■ WHAT IS NEEDED: Every line that includes the word "would" is to be listed.

-=-=-=-=-

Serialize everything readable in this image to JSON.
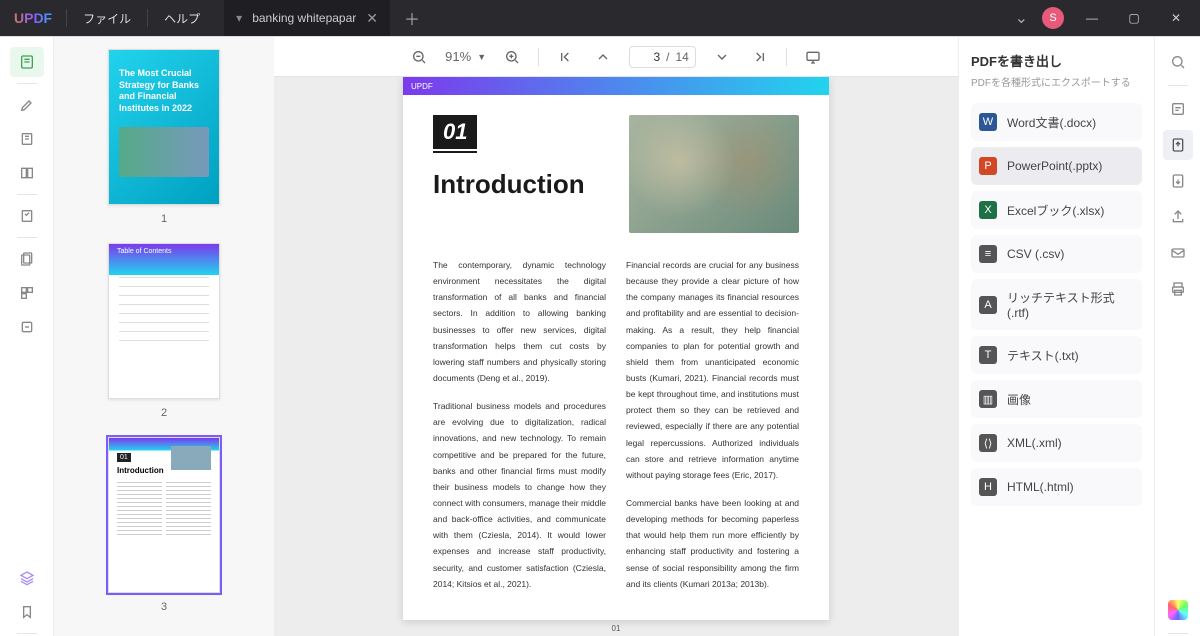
{
  "app": {
    "logo": "UPDF"
  },
  "menu": {
    "file": "ファイル",
    "help": "ヘルプ"
  },
  "tab": {
    "title": "banking whitepapar"
  },
  "avatar": {
    "initial": "S"
  },
  "toolbar": {
    "zoom": "91%",
    "page_current": "3",
    "page_sep": "/",
    "page_total": "14"
  },
  "thumbs": {
    "p1": {
      "label": "1",
      "cover_title": "The Most Crucial Strategy for Banks and Financial Institutes in 2022"
    },
    "p2": {
      "label": "2",
      "toc": "Table of Contents"
    },
    "p3": {
      "label": "3",
      "num": "01",
      "title": "Introduction"
    }
  },
  "doc": {
    "brand": "UPDF",
    "section_num": "01",
    "section_title": "Introduction",
    "col1p1": "The contemporary, dynamic technology environ­ment necessitates the digital transformation of all banks and financial sectors. In addition to allowing banking businesses to offer new services, digital transformation helps them cut costs by lowering staff numbers and physically storing documents (Deng et al., 2019).",
    "col1p2": "Traditional business models and procedures are evolving due to digitalization, radical innovations, and new technology. To remain competitive and be prepared for the future, banks and other financial firms must modify their business models to change how they connect with consumers, manage their middle and back-office activities, and communi­cate with them (Cziesla, 2014). It would lower expenses and increase staff productivity, security, and customer satisfaction (Cziesla, 2014; Kitsios et al., 2021).",
    "col2p1": "Financial records are crucial for any business because they provide a clear picture of how the company manages its financial resources and profitability and are essential to decision-making. As a result, they help financial companies to plan for potential growth and shield them from unantic­ipated economic busts (Kumari, 2021). Financial records must be kept throughout time, and institu­tions must protect them so they can be retrieved and reviewed, especially if there are any potential legal repercussions. Authorized individuals can store and retrieve information anytime without paying storage fees (Eric, 2017).",
    "col2p2": "Commercial banks have been looking at and developing methods for becoming paperless that would help them run more efficiently by enhanc­ing staff productivity and fostering a sense of social responsibility among the firm and its clients (Kumari 2013a; 2013b).",
    "page_num": "01"
  },
  "export": {
    "title": "PDFを書き出し",
    "subtitle": "PDFを各種形式にエクスポートする",
    "word": "Word文書(.docx)",
    "ppt": "PowerPoint(.pptx)",
    "xls": "Excelブック(.xlsx)",
    "csv": "CSV (.csv)",
    "rtf": "リッチテキスト形式(.rtf)",
    "txt": "テキスト(.txt)",
    "img": "画像",
    "xml": "XML(.xml)",
    "html": "HTML(.html)"
  }
}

-=-=-=-=-

■ FULL ANSWER:
    "col1p2": "Traditional business models and procedures are evolving due to digitalization, radical innovations, and new technology. To remain competitive and be prepared for the future, banks and other financial firms must modify their business models to change how they connect with consumers, manage their middle and back-office activities, and communi­cate with them (Cziesla, 2014). It would lower expenses and increase staff productivity, security, and customer satisfaction (Cziesla, 2014; Kitsios et al., 2021).",
    "col2p2": "Commercial banks have been looking at and developing methods for becoming paperless that would help them run more efficiently by enhanc­ing staff productivity and fostering a sense of social responsibility among the firm and its clients (Kumari 2013a; 2013b).",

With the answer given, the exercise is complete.